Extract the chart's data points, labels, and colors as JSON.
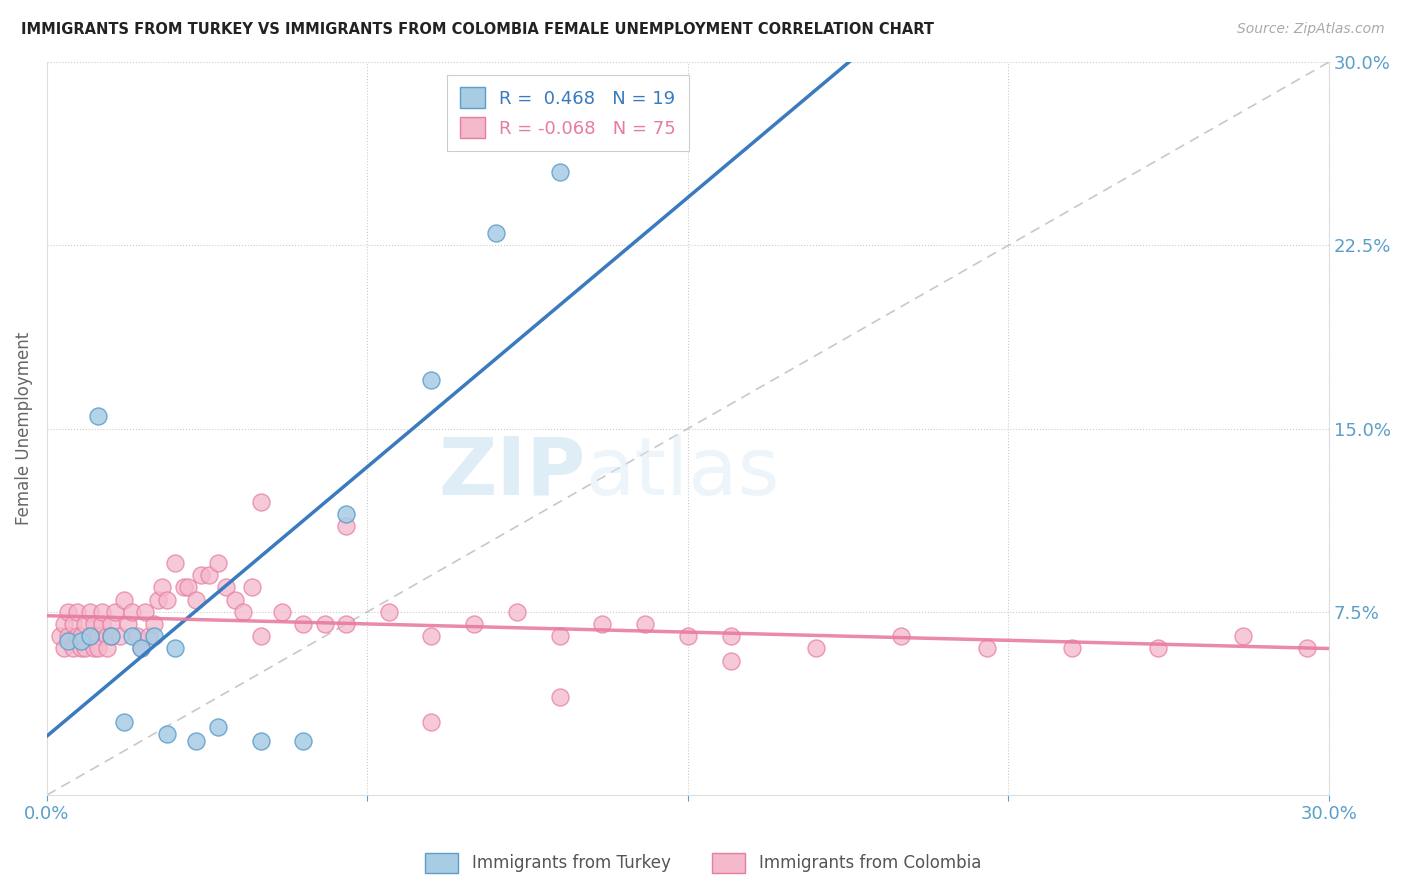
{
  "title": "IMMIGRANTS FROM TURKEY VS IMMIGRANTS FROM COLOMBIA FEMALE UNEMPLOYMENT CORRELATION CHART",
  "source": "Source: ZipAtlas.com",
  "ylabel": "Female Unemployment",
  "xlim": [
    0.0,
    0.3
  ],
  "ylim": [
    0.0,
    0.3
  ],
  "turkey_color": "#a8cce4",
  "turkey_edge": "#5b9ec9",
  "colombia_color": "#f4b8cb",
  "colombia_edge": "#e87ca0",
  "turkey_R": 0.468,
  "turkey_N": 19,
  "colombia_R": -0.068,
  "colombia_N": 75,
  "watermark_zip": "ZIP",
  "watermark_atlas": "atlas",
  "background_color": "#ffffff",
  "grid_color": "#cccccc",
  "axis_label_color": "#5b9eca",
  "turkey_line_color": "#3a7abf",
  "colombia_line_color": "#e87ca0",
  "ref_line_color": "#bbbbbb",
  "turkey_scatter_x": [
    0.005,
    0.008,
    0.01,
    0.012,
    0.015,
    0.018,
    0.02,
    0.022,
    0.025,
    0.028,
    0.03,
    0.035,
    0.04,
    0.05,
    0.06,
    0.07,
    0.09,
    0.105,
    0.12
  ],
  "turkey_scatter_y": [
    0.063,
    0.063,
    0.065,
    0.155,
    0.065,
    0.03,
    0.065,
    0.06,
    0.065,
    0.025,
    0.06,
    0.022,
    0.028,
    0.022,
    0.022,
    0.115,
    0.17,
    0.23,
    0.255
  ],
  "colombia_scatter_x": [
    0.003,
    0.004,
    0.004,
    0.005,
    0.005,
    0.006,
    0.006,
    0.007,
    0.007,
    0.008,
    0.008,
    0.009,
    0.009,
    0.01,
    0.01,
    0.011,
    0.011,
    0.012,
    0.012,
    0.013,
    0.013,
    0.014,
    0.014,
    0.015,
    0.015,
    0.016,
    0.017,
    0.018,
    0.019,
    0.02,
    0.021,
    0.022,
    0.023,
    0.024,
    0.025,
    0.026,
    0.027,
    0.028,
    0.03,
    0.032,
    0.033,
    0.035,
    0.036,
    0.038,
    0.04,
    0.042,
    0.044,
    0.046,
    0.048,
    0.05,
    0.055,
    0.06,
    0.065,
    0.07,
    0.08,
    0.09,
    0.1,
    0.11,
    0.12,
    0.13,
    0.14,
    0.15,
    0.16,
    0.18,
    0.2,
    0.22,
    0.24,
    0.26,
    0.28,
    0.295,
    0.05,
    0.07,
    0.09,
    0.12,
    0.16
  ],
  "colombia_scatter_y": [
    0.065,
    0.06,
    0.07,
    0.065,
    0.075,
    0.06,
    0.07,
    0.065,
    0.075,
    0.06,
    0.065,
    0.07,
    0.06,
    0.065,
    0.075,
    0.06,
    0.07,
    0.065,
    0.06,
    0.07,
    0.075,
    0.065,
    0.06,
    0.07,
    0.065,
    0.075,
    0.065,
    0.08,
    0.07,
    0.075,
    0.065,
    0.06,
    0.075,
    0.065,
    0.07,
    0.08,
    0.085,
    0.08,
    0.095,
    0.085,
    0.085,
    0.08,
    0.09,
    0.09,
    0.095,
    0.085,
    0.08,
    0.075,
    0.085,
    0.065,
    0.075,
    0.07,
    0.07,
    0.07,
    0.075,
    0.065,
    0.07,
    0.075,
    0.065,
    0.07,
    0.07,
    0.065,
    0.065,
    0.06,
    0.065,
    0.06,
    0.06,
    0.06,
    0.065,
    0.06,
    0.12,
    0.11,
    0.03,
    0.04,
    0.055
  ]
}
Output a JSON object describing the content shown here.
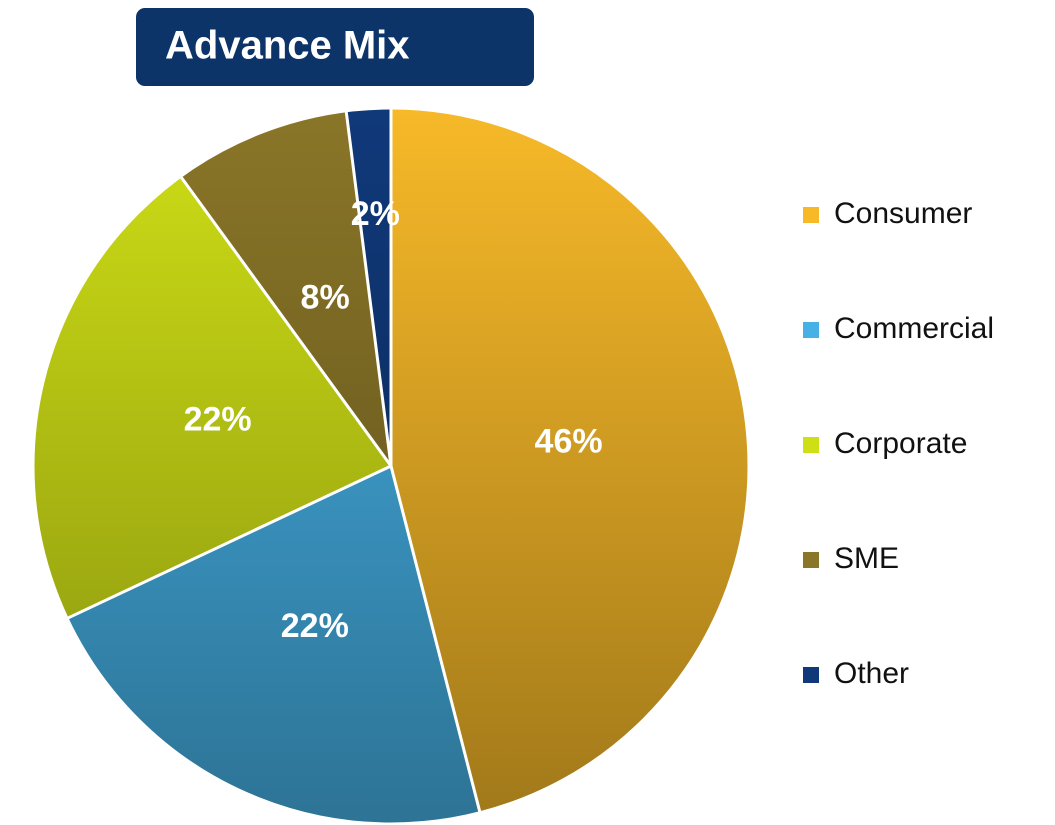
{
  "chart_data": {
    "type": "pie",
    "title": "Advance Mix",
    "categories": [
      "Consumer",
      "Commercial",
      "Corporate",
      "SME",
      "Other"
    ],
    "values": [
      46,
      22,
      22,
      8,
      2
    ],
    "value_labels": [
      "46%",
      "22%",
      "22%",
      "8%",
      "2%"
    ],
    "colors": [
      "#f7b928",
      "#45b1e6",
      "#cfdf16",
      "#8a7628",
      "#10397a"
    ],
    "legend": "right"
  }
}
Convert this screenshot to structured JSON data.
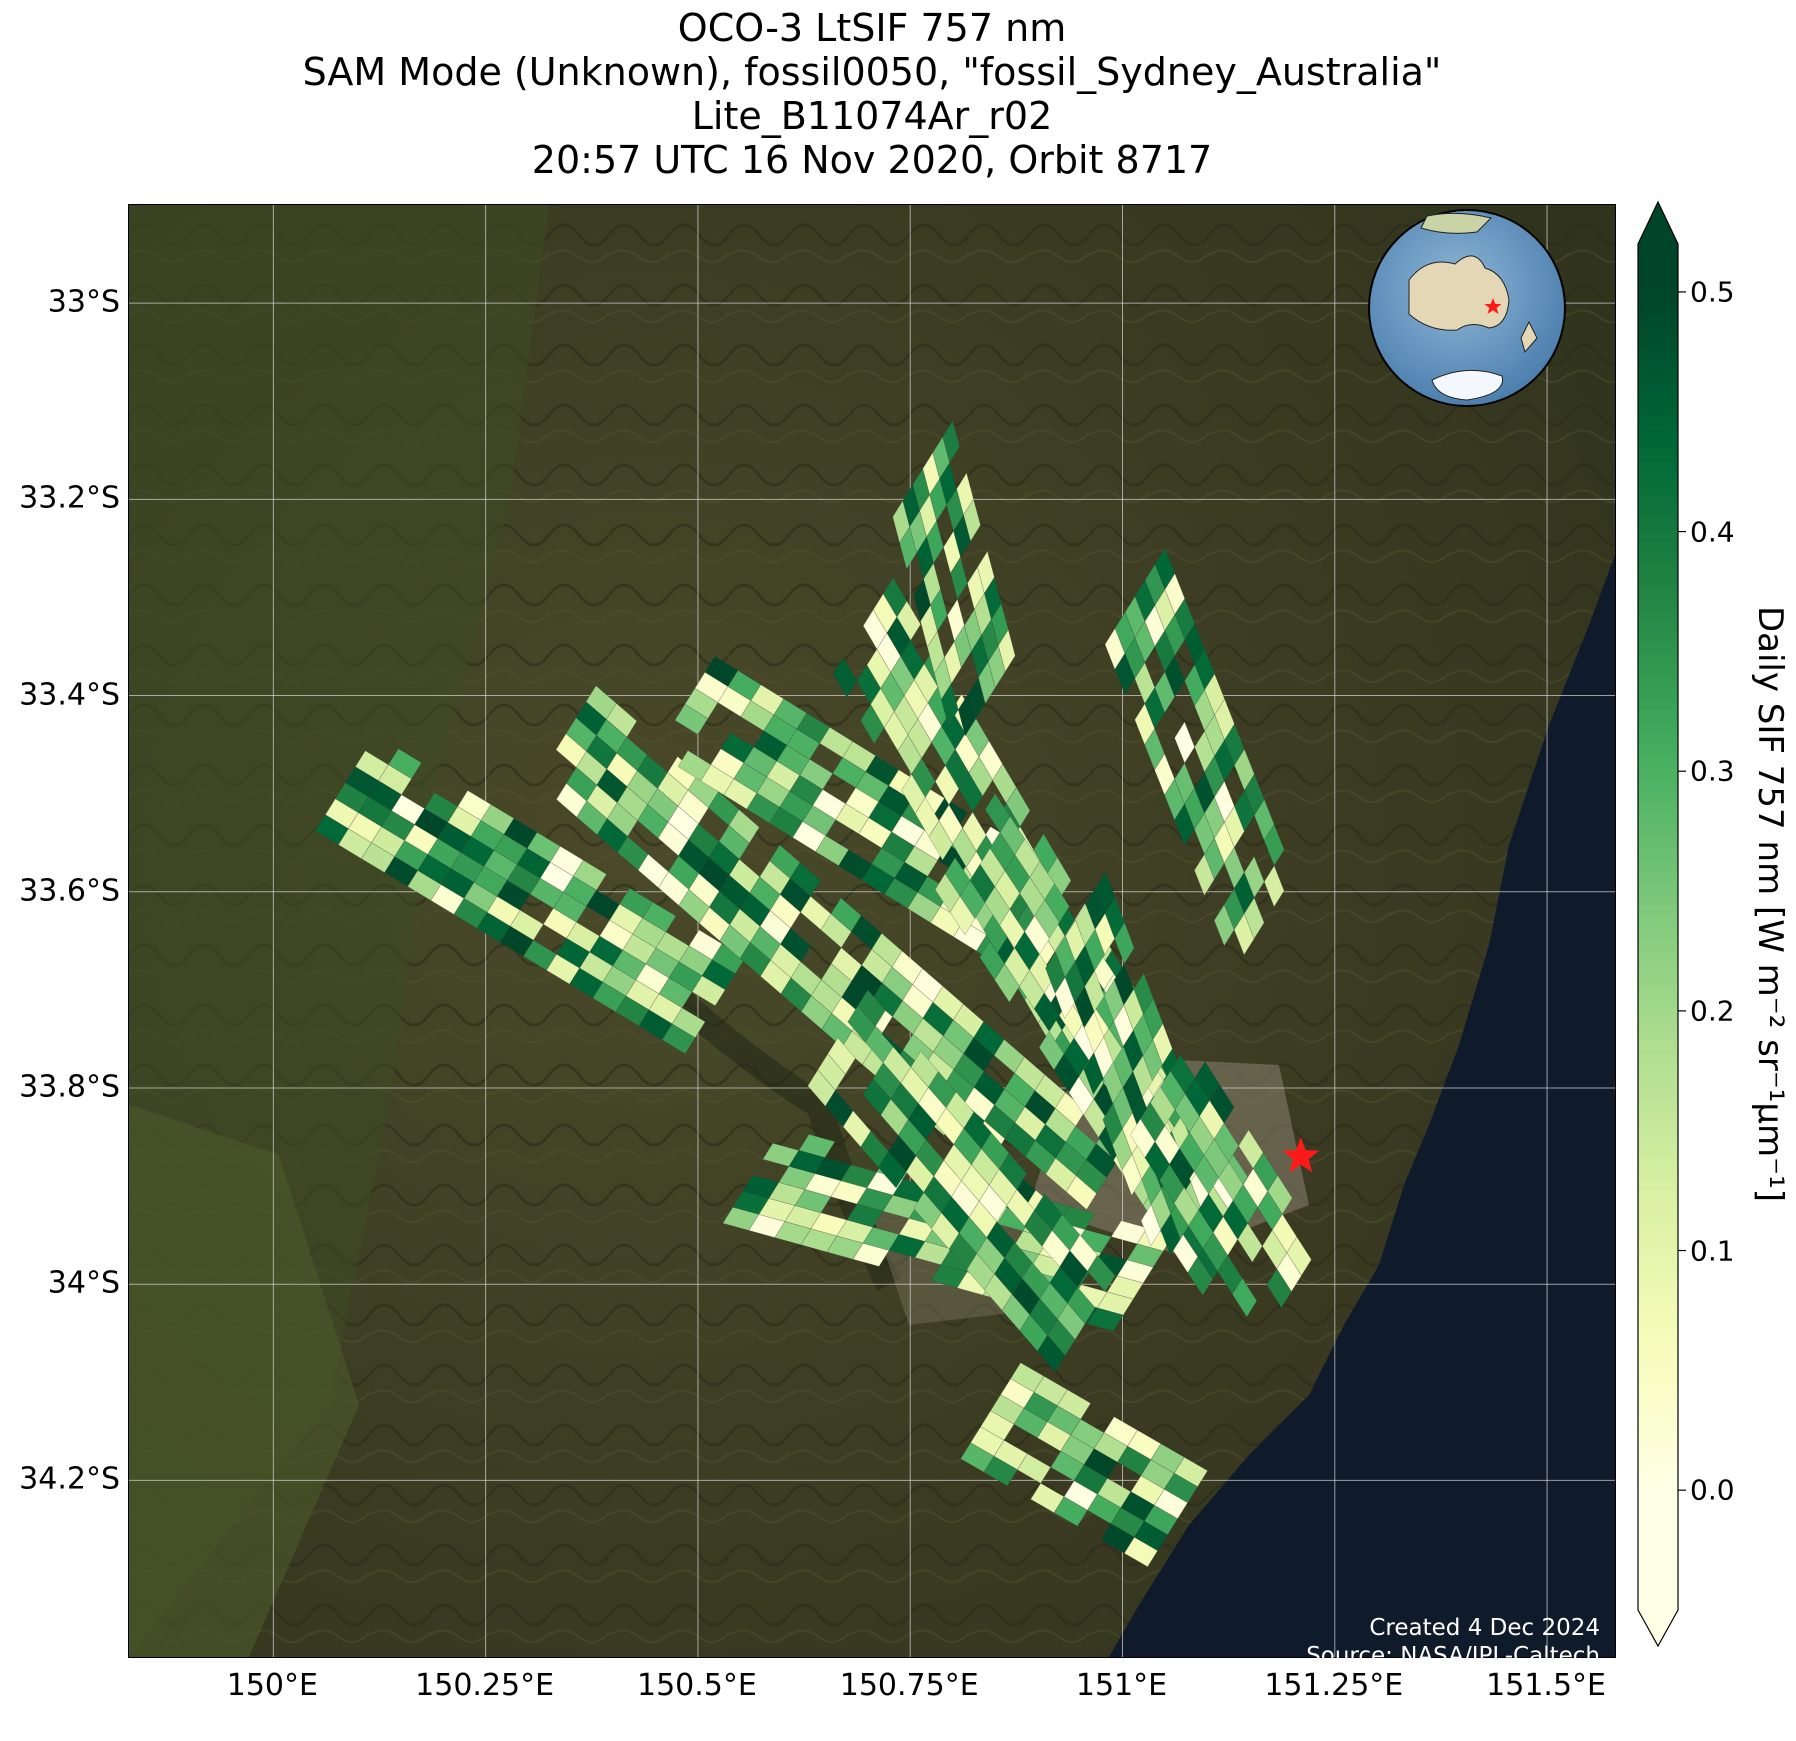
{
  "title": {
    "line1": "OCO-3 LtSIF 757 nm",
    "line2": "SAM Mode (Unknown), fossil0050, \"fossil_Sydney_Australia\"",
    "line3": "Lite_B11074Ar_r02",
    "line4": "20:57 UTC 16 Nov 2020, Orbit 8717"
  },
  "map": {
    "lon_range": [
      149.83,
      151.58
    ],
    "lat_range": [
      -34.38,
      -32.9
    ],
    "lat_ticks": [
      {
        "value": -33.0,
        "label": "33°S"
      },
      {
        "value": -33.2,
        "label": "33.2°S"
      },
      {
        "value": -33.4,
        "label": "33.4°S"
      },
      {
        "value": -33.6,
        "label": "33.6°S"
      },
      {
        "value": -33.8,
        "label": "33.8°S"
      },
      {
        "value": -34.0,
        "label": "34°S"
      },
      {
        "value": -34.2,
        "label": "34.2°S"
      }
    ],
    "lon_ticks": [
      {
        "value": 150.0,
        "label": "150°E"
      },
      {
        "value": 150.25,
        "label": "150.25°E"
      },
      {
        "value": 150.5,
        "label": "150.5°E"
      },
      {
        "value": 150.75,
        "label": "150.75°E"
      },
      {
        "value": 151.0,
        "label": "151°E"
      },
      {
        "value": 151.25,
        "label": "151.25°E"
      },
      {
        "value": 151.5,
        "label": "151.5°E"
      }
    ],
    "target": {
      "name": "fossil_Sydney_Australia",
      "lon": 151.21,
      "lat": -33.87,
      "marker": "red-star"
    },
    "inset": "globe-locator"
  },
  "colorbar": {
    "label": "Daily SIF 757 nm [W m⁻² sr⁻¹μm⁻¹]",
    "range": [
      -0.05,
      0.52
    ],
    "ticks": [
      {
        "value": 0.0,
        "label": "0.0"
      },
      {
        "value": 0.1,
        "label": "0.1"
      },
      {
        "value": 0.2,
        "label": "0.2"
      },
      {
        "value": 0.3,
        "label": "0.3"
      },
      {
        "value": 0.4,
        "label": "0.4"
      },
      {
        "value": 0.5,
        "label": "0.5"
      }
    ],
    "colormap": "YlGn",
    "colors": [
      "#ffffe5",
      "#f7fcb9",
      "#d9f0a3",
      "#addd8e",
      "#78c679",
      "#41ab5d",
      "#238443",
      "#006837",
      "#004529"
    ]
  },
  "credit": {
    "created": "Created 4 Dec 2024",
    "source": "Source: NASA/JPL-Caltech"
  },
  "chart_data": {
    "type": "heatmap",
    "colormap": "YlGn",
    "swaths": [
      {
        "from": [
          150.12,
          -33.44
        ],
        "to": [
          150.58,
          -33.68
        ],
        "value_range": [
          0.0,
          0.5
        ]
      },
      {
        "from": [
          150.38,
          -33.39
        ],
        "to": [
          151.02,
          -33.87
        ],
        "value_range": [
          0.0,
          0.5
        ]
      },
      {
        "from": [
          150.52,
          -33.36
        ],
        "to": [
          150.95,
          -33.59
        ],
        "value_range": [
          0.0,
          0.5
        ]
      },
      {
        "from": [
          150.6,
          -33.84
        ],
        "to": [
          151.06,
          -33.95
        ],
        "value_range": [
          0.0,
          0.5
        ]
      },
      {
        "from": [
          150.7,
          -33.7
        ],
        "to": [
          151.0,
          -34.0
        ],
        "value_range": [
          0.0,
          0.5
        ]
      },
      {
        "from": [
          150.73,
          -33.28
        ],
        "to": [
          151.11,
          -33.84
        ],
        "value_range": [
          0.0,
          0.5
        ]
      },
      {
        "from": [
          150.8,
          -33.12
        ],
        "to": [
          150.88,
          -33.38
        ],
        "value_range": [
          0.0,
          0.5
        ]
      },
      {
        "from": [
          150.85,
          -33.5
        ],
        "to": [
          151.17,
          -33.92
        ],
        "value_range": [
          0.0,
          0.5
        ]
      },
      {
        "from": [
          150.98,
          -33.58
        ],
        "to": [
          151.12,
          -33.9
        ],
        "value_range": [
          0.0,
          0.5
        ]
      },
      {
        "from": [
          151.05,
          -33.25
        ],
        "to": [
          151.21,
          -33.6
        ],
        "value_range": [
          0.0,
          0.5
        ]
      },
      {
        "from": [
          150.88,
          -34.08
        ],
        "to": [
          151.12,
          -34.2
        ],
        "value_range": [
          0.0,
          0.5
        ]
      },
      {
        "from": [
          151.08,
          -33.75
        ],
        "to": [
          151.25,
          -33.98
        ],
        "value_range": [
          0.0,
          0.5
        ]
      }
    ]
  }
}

══════════════════════════════

TASK PROMPT
Tell how many lines of the records above hold the string "title". Give no other text.

WORKED ANSWER
3